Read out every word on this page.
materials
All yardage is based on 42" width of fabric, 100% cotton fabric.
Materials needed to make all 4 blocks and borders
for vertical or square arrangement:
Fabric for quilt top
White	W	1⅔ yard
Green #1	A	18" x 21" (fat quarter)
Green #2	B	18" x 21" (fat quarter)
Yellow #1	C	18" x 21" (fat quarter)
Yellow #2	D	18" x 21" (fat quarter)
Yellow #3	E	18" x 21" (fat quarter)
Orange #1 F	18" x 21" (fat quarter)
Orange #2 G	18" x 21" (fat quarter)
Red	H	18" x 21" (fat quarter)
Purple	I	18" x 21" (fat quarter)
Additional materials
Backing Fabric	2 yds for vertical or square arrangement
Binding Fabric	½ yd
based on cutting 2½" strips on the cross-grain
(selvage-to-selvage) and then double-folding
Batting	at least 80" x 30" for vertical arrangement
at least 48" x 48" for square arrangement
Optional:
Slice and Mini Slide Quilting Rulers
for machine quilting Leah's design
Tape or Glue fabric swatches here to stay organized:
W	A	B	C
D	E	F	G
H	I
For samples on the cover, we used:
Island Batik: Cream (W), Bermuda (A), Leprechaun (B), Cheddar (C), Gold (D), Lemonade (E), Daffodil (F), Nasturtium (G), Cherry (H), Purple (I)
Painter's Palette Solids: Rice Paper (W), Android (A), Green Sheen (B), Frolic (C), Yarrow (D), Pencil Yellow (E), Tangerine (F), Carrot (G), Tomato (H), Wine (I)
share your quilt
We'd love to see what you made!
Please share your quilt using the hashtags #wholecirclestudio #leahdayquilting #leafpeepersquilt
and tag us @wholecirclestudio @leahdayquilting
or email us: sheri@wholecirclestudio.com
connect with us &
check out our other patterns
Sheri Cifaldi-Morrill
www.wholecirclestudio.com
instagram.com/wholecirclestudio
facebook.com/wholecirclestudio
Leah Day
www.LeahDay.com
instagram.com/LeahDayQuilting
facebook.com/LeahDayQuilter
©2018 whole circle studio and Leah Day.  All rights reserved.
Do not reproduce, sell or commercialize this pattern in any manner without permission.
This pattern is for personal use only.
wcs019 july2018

__________

- _YOUR TASK_
Copy out each line of the records that holds the string "based".

- _RESULT BELOW_
All yardage is based on 42" width of fabric, 100% cotton fabric.
based on cutting 2½" strips on the cross-grain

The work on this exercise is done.